**Task inputs:**

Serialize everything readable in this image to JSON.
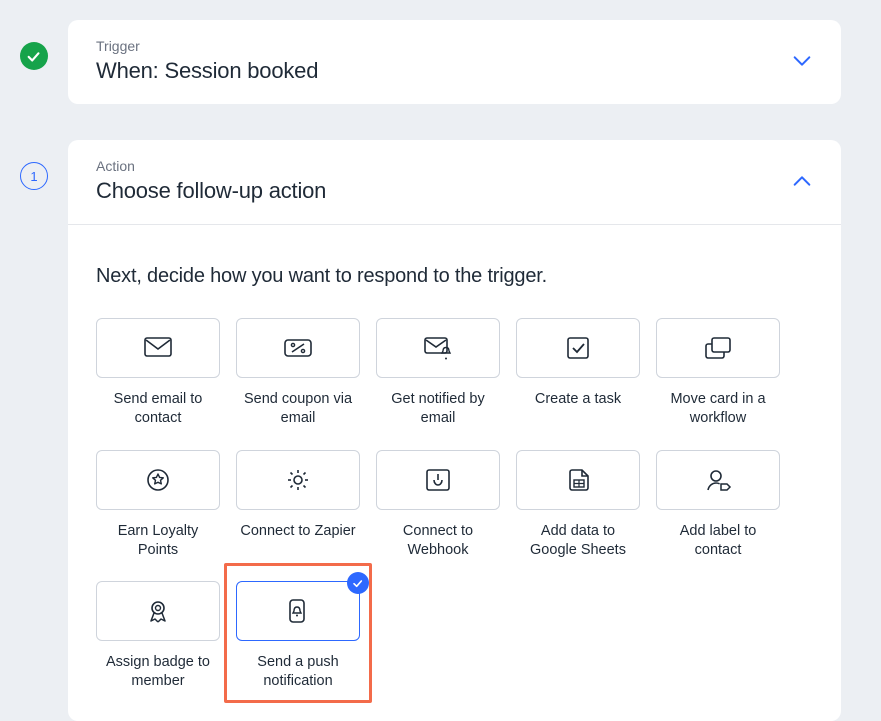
{
  "trigger_step": {
    "label": "Trigger",
    "title": "When: Session booked"
  },
  "action_step": {
    "step_number": "1",
    "label": "Action",
    "title": "Choose follow-up action",
    "prompt": "Next, decide how you want to respond to the trigger.",
    "options": [
      {
        "id": "send-email",
        "label": "Send email to contact",
        "icon": "envelope-icon",
        "selected": false
      },
      {
        "id": "send-coupon",
        "label": "Send coupon via email",
        "icon": "coupon-icon",
        "selected": false
      },
      {
        "id": "get-notified",
        "label": "Get notified by email",
        "icon": "envelope-bell-icon",
        "selected": false
      },
      {
        "id": "create-task",
        "label": "Create a task",
        "icon": "checkbox-icon",
        "selected": false
      },
      {
        "id": "move-card",
        "label": "Move card in a workflow",
        "icon": "stack-cards-icon",
        "selected": false
      },
      {
        "id": "earn-loyalty",
        "label": "Earn Loyalty Points",
        "icon": "star-circle-icon",
        "selected": false
      },
      {
        "id": "connect-zapier",
        "label": "Connect to Zapier",
        "icon": "gear-icon",
        "selected": false
      },
      {
        "id": "connect-webhook",
        "label": "Connect to Webhook",
        "icon": "webhook-icon",
        "selected": false
      },
      {
        "id": "add-sheets",
        "label": "Add data to Google Sheets",
        "icon": "sheets-icon",
        "selected": false
      },
      {
        "id": "add-label",
        "label": "Add label to contact",
        "icon": "contact-tag-icon",
        "selected": false
      },
      {
        "id": "assign-badge",
        "label": "Assign badge to member",
        "icon": "ribbon-icon",
        "selected": false
      },
      {
        "id": "push-notification",
        "label": "Send a push notification",
        "icon": "phone-bell-icon",
        "selected": true
      }
    ]
  },
  "colors": {
    "accent": "#2d68ff",
    "success": "#16a34a",
    "highlight": "#f36b4a"
  }
}
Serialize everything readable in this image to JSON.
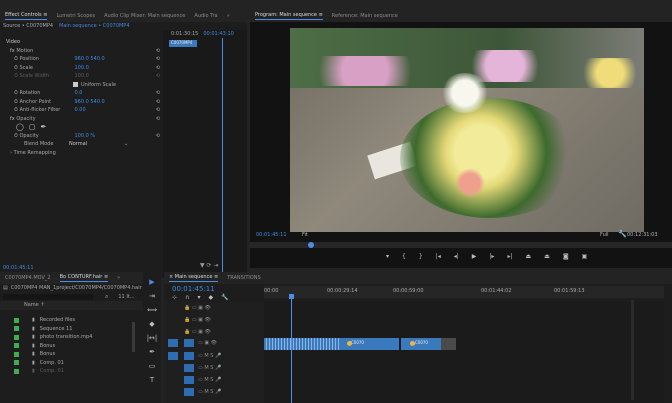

**Problem requirements:** Copy all lines above containing the string "notification".

**Answer to this task:**
        "id": "push-notification",
        "label": "Send a push notification",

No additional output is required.